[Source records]
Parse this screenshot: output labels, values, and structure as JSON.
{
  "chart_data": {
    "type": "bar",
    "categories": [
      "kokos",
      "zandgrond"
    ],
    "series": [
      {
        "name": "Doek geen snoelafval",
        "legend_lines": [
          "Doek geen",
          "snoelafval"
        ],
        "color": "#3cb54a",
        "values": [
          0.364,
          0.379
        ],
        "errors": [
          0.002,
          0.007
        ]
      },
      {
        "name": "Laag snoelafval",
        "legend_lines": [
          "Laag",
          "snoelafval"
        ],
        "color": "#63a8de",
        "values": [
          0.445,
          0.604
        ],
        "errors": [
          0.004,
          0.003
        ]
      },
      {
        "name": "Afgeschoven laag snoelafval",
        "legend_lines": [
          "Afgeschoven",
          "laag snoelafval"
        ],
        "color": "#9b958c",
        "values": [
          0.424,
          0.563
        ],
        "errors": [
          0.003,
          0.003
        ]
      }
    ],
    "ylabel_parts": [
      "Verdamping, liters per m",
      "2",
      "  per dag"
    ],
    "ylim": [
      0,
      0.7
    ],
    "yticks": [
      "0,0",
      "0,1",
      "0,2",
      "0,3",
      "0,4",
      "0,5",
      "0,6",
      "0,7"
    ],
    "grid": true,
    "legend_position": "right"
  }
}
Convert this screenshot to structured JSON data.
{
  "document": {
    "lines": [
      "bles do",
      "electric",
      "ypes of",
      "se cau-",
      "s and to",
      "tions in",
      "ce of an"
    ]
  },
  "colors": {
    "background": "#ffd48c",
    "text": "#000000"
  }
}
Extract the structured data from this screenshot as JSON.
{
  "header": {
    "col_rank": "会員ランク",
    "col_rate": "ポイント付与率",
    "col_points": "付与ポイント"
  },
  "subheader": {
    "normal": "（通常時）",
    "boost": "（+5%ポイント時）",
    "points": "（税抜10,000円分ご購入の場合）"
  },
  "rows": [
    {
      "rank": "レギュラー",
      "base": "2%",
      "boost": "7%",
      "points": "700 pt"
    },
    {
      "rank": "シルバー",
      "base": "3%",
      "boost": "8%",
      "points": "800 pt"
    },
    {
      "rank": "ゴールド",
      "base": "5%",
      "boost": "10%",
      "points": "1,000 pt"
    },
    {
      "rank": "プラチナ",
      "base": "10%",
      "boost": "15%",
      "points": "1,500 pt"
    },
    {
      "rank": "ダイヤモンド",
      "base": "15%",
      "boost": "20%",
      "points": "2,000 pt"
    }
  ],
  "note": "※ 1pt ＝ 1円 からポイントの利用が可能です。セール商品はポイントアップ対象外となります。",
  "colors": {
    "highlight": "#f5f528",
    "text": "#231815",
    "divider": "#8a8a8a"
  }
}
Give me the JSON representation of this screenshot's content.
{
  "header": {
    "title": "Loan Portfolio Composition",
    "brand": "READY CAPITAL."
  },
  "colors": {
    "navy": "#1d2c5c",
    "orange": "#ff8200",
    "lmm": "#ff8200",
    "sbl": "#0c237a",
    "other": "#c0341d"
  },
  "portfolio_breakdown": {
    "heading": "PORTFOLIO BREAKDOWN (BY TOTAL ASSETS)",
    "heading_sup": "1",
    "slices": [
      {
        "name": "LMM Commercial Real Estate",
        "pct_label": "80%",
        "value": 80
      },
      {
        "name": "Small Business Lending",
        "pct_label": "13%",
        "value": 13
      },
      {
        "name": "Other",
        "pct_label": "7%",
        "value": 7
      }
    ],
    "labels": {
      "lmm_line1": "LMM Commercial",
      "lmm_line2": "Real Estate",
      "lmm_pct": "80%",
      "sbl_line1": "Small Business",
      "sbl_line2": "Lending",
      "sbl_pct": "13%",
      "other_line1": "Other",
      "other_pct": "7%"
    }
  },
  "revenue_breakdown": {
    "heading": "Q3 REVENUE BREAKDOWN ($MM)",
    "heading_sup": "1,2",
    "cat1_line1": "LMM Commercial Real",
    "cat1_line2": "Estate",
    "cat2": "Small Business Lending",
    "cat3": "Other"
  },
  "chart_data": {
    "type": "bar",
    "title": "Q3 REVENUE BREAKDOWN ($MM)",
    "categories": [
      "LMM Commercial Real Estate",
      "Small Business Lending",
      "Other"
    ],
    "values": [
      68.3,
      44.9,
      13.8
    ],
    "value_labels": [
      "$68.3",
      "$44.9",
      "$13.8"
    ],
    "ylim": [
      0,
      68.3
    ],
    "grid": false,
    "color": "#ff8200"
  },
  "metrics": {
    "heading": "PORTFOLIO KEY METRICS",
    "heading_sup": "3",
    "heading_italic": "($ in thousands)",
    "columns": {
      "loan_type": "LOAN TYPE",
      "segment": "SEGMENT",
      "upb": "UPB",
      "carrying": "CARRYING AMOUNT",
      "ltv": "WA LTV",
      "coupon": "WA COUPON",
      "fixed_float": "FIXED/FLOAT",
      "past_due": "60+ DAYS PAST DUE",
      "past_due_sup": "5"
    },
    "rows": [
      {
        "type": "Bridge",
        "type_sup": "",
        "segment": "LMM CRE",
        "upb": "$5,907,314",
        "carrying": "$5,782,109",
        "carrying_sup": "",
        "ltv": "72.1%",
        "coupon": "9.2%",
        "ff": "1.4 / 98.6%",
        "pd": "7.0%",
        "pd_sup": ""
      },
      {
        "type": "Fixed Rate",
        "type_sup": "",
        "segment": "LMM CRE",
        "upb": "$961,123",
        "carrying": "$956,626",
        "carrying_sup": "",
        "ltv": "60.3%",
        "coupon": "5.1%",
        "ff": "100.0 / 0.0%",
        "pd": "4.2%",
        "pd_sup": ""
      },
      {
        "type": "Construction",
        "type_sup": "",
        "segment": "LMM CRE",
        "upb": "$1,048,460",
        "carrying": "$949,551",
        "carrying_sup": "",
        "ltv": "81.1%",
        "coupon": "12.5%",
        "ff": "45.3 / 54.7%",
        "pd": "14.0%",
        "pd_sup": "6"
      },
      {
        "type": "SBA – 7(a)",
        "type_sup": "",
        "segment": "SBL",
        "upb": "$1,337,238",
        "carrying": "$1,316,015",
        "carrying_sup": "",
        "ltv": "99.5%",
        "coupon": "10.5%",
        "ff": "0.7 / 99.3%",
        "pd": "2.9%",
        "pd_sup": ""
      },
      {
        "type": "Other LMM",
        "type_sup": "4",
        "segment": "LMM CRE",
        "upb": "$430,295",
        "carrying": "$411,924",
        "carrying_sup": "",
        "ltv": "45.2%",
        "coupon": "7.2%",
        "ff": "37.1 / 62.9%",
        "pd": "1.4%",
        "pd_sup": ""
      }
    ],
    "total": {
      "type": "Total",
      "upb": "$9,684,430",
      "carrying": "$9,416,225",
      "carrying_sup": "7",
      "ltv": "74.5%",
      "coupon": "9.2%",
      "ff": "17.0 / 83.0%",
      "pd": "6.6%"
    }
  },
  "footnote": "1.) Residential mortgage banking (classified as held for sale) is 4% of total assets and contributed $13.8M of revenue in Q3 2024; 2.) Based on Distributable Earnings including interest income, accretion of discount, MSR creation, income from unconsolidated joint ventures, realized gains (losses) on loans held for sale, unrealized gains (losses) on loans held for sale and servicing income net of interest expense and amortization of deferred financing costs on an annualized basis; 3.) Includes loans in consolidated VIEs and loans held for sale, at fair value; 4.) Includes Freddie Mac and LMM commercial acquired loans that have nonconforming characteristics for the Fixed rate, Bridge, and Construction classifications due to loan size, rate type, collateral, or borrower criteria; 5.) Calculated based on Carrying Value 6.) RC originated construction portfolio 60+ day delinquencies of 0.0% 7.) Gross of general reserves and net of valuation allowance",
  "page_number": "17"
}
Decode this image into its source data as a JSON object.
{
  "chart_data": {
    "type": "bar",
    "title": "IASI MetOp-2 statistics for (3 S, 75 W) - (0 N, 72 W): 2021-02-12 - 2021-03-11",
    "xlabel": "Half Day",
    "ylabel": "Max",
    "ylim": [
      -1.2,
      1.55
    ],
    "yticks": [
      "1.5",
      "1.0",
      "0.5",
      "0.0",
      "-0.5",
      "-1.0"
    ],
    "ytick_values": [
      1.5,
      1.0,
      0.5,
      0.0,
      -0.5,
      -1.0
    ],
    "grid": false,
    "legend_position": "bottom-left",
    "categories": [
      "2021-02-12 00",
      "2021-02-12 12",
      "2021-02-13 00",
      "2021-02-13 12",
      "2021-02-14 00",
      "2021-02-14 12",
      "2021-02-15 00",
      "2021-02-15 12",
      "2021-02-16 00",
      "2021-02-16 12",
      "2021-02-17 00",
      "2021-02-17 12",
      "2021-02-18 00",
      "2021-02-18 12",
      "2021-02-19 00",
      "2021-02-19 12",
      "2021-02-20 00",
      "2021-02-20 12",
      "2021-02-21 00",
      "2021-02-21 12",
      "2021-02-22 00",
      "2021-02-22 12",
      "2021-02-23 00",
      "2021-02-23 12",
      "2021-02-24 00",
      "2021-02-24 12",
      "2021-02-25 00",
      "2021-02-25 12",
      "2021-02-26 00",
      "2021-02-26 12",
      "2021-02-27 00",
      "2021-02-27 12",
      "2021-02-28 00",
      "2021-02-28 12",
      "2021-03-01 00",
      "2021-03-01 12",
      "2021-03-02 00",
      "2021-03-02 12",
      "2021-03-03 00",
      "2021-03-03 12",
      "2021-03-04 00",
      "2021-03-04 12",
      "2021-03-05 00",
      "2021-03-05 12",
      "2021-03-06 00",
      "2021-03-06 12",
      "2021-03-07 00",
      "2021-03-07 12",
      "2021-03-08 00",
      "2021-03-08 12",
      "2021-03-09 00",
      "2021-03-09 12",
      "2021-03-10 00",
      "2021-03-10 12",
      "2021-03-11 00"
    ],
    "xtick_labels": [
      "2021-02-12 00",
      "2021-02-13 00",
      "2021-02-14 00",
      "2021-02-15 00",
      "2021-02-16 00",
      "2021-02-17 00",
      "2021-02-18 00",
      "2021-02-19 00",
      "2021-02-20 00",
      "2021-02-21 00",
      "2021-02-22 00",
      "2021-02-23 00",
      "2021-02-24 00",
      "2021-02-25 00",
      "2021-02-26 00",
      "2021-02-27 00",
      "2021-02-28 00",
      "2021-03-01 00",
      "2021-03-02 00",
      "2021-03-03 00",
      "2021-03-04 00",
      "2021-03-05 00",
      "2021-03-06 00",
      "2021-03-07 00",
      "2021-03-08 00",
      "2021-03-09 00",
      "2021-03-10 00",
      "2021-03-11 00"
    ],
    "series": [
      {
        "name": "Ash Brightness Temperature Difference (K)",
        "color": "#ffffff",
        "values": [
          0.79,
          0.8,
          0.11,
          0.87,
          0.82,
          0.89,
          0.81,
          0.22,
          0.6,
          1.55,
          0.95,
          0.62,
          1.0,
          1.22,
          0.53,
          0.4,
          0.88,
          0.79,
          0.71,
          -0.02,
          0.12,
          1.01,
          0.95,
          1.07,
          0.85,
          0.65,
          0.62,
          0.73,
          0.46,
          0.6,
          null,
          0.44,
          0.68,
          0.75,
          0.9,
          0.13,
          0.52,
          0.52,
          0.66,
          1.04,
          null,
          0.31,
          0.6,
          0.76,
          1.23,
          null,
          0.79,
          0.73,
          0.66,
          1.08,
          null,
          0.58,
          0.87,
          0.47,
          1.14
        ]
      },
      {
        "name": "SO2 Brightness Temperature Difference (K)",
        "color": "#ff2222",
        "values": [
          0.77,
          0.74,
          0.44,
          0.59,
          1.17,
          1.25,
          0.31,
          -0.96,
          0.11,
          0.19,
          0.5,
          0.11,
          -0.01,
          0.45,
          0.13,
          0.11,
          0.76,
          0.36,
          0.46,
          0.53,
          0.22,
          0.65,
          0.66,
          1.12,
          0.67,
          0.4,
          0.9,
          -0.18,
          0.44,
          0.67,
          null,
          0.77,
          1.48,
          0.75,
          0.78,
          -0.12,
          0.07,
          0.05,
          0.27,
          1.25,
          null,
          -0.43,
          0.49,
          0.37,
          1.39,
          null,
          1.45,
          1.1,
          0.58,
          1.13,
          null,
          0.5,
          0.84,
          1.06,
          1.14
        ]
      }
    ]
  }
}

Given instruction:
What is the number of lines holding the word "JSON"? State it alone.

Exercise output:
5